======== DOCUMENT TEXT ========

VaR, by the way, is a horrible way to measure risk, as has been said again and again by economists, because it calculates the risk for only 99% of the time. As [Simon Johnson, a professor at Sloan School of Management at MIT] says, “VaR misses everything that matters when it matters.” Indeed, the VaR metrics obviously missed what led to what now has been dubbed the Great Recession. (Sorkin 2009)

I am not an expert in assessing financial risk, but I find one potential flaw of VaR, a shortcoming it shares with risk management generally: once the level of acceptable risk is determined, factors that might make the costs of unlikely events outside the range of acceptability become irrelevant to decisions, rather than ratcheting down acceptable probabilities as would happen with an expected utility approach. However, a reasonable response may be that the financial meltdown was the fault of not VaR but its application. To paraphrase the National Rifle Association, one could say, “Models don’t kill economies, bankers kill economies.”

2.1.4.2 2.C.4.2.Bayesian Belief Nets

My initial reaction to KC’s BBN proposal was skepticism. My epistemological predisposition is that knowledge is something an individual acquires by examining the evidence and analyzing relevant theories, not by what appears from taking a poll. Of course, as KC go to some length to point out, BBN is more than mere poll taking. Underlying it is a process, not described in detail in their chapter, for treating expert opinions themselves as data amenable to Bayesian updating and maximum likelihood testing to reduce the uncertainty associated with a particular potential phenomenon, such as climate sensitivity or the costs of various policies.

======== SUPPLIED MATERIAL ========

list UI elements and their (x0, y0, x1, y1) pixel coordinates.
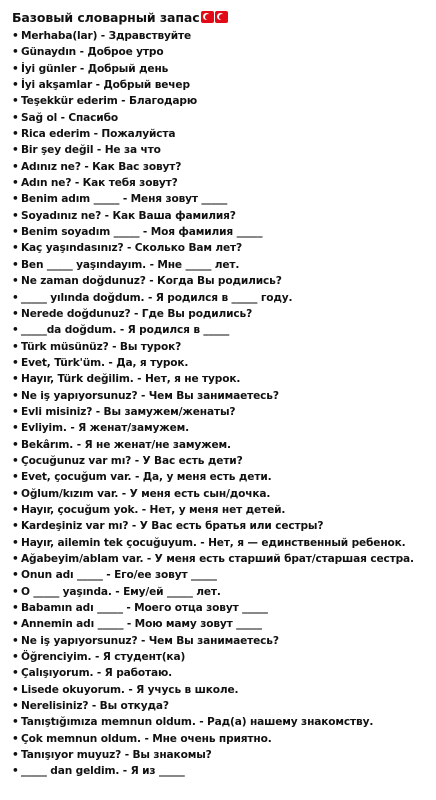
list-item (12, 763, 428, 779)
list-item (12, 290, 428, 306)
list-item (12, 404, 428, 420)
list-item-text: Rica ederim - Пожалуйста (21, 128, 176, 141)
bullet-icon: • (12, 422, 19, 435)
bullet-icon: • (12, 487, 19, 500)
bullet-icon: • (12, 356, 19, 369)
bullet-icon: • (12, 405, 19, 418)
bullet-icon: • (12, 700, 19, 713)
list-item (12, 371, 428, 387)
bullet-icon: • (12, 46, 19, 59)
bullet-icon: • (12, 569, 19, 582)
list-item (12, 584, 428, 600)
bullet-icon: • (12, 62, 19, 75)
bullet-icon: • (12, 242, 19, 255)
list-item-text: Ne iş yapıyorsunuz? - Чем Вы занимаетесь? (21, 634, 279, 647)
list-item-text: Nerelisiniz? - Вы откуда? (21, 700, 169, 713)
list-item (12, 257, 428, 273)
bullet-icon: • (12, 160, 19, 173)
list-item-text: Merhaba(lar) - Здравствуйте (21, 30, 192, 42)
bullet-icon: • (12, 226, 19, 239)
list-item-text: Günaydın - Доброе утро (21, 46, 164, 59)
bullet-icon: • (12, 177, 19, 190)
bullet-icon: • (12, 716, 19, 729)
bullet-icon: • (12, 30, 19, 42)
list-item-text: Onun adı _____ - Его/ее зовут _____ (21, 569, 217, 582)
list-item-text: Benim adım _____ - Меня зовут _____ (21, 193, 228, 206)
bullet-icon: • (12, 667, 19, 680)
list-item-text: Çalışıyorum. - Я работаю. (21, 667, 173, 680)
list-item-text: _____da doğdum. - Я родился в _____ (21, 324, 230, 337)
bullet-icon: • (12, 651, 19, 664)
bullet-icon: • (12, 340, 19, 353)
bullet-icon: • (12, 307, 19, 320)
list-item-text: Hayır, ailemin tek çocuğuyum. - Нет, я — единственный ребенок. (21, 536, 406, 549)
list-item (12, 322, 428, 338)
list-item (12, 388, 428, 404)
list-item-text: Ben _____ yaşındayım. - Мне _____ лет. (21, 258, 240, 271)
bullet-icon: • (12, 454, 19, 467)
list-item (12, 600, 428, 616)
list-item (12, 61, 428, 77)
list-item (12, 159, 428, 175)
list-item (12, 616, 428, 632)
list-item (12, 191, 428, 207)
bullet-icon: • (12, 209, 19, 222)
list-item-text: Tanışıyor muyuz? - Вы знакомы? (21, 749, 212, 762)
list-item-text: _____ dan geldim. - Я из _____ (21, 765, 185, 778)
list-item-text: Evliyim. - Я женат/замужем. (21, 422, 190, 435)
list-item (12, 142, 428, 158)
list-item-text: Çocuğunuz var mı? - У Вас есть дети? (21, 454, 243, 467)
bullet-icon: • (12, 79, 19, 92)
bullet-icon: • (12, 193, 19, 206)
list-item-text: Lisede okuyorum. - Я учусь в школе. (21, 683, 239, 696)
list-item-text: Nerede doğdunuz? - Где Вы родились? (21, 307, 253, 320)
list-item (12, 175, 428, 191)
list-item (12, 208, 428, 224)
list-item-text: Annemin adı _____ - Мою маму зовут _____ (21, 618, 262, 631)
list-item (12, 714, 428, 730)
list-item-text: Teşekkür ederim - Благодарю (21, 95, 197, 108)
list-item (12, 110, 428, 126)
bullet-icon: • (12, 373, 19, 386)
bullet-icon: • (12, 732, 19, 745)
list-item-text: İyi akşamlar - Добрый вечер (21, 79, 190, 92)
bullet-icon: • (12, 749, 19, 762)
list-item-text: Evet, çocuğum var. - Да, у меня есть дети. (21, 471, 272, 484)
list-item (12, 502, 428, 518)
list-item-text: İyi günler - Добрый день (21, 62, 169, 75)
list-item-text: Soyadınız ne? - Как Ваша фамилия? (21, 209, 236, 222)
list-item (12, 567, 428, 583)
list-item (12, 518, 428, 534)
list-item-text: Adınız ne? - Как Вас зовут? (21, 160, 182, 173)
title-row (12, 6, 428, 28)
list-item-text: _____ yılında doğdum. - Я родился в _____ году. (21, 291, 293, 304)
list-item-text: Hayır, çocuğum yok. - Нет, у меня нет детей. (21, 503, 286, 516)
list-item-text: Ağabeyim/ablam var. - У меня есть старший брат/старшая сестра. (21, 553, 414, 565)
list-item (12, 633, 428, 649)
bullet-icon: • (12, 291, 19, 304)
list-item-text: O _____ yaşında. - Ему/ей _____ лет. (21, 585, 221, 598)
list-item (12, 731, 428, 747)
bullet-icon: • (12, 634, 19, 647)
bullet-icon: • (12, 683, 19, 696)
list-item-text: Bir şey değil - Не за что (21, 144, 161, 157)
list-item (12, 551, 428, 567)
list-item-text: Çok memnun oldum. - Мне очень приятно. (21, 732, 272, 745)
list-item (12, 420, 428, 436)
bullet-icon: • (12, 503, 19, 516)
list-item-text: Bekârım. - Я не женат/не замужем. (21, 438, 231, 451)
list-item (12, 339, 428, 355)
list-item (12, 240, 428, 256)
list-item (12, 306, 428, 322)
list-item-text: Adın ne? - Как тебя зовут? (21, 177, 178, 190)
list-item (12, 28, 428, 44)
list-item (12, 355, 428, 371)
list-item-text: Tanıştığımıza memnun oldum. - Рад(а) нашему знакомству. (21, 716, 374, 729)
bullet-icon: • (12, 389, 19, 402)
bullet-icon: • (12, 520, 19, 533)
list-item (12, 44, 428, 60)
list-item-text: Sağ ol - Спасибо (21, 111, 118, 124)
list-item (12, 126, 428, 142)
bullet-icon: • (12, 128, 19, 141)
bullet-icon: • (12, 536, 19, 549)
list-item (12, 649, 428, 665)
bullet-icon: • (12, 585, 19, 598)
list-item-text: Kardeşiniz var mı? - У Вас есть братья или сестры? (21, 520, 324, 533)
list-item (12, 665, 428, 681)
list-item (12, 698, 428, 714)
turkish-flag-icon (215, 11, 228, 23)
bullet-icon: • (12, 324, 19, 337)
list-item (12, 437, 428, 453)
list-item (12, 273, 428, 289)
page-title: Базовый словарный запас (12, 9, 200, 25)
list-item (12, 469, 428, 485)
turkish-flag-icon (201, 11, 214, 23)
bullet-icon: • (12, 258, 19, 271)
bullet-icon: • (12, 438, 19, 451)
list-item (12, 747, 428, 763)
list-item-text: Türk müsünüz? - Вы турок? (21, 340, 182, 353)
list-item (12, 77, 428, 93)
bullet-icon: • (12, 111, 19, 124)
list-item (12, 535, 428, 551)
bullet-icon: • (12, 275, 19, 288)
list-item-text: Babamın adı _____ - Моего отца зовут _____ (21, 602, 268, 615)
bullet-icon: • (12, 602, 19, 615)
bullet-icon: • (12, 144, 19, 157)
list-item-text: Hayır, Türk değilim. - Нет, я не турок. (21, 373, 241, 386)
list-item-text: Ne iş yapıyorsunuz? - Чем Вы занимаетесь? (21, 389, 279, 402)
list-item (12, 453, 428, 469)
bullet-icon: • (12, 95, 19, 108)
bullet-icon: • (12, 765, 19, 778)
list-item (12, 682, 428, 698)
list-item-text: Evli misiniz? - Вы замужем/женаты? (21, 405, 236, 418)
bullet-icon: • (12, 553, 19, 565)
list-item-text: Oğlum/kızım var. - У меня есть сын/дочка. (21, 487, 271, 500)
list-item (12, 93, 428, 109)
list-item-text: Kaç yaşındasınız? - Сколько Вам лет? (21, 242, 243, 255)
bullet-icon: • (12, 471, 19, 484)
list-item-text: Benim soyadım _____ - Моя фамилия _____ (21, 226, 263, 239)
list-item (12, 486, 428, 502)
list-item (12, 224, 428, 240)
list-item-text: Ne zaman doğdunuz? - Когда Вы родились? (21, 275, 282, 288)
list-item-text: Evet, Türk'üm. - Да, я турок. (21, 356, 189, 369)
list-item-text: Öğrenciyim. - Я студент(ка) (21, 651, 186, 664)
vocabulary-list (12, 28, 428, 780)
bullet-icon: • (12, 618, 19, 631)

========

# [REQUIREMENT 1]
According to the text on risk measurement, why was the writer's first reaction to the BBN proposal one of skepticism?
# [REQUIREMENT 2]
From the text on risk measurement, return the stretch from "2.1.4.2 2.C.4.2.Bayesian Belief" through "of various policies.".

# [CORRECT RESPONSE 1]
The writer holds that an individual acquires knowledge by examining the evidence and analyzing relevant theories, not from what a poll turns up. The BBN proposal looked at first like taking a poll of experts, which clashed with that view.

# [CORRECT RESPONSE 2]
2.1.4.2 2.C.4.2.Bayesian Belief Nets

My initial reaction to KC’s BBN proposal was skepticism. My epistemological predisposition is that knowledge is something an individual acquires by examining the evidence and analyzing relevant theories, not by what appears from taking a poll. Of course, as KC go to some length to point out, BBN is more than mere poll taking. Underlying it is a process, not described in detail in their chapter, for treating expert opinions themselves as data amenable to Bayesian updating and maximum likelihood testing to reduce the uncertainty associated with a particular potential phenomenon, such as climate sensitivity or the costs of various policies.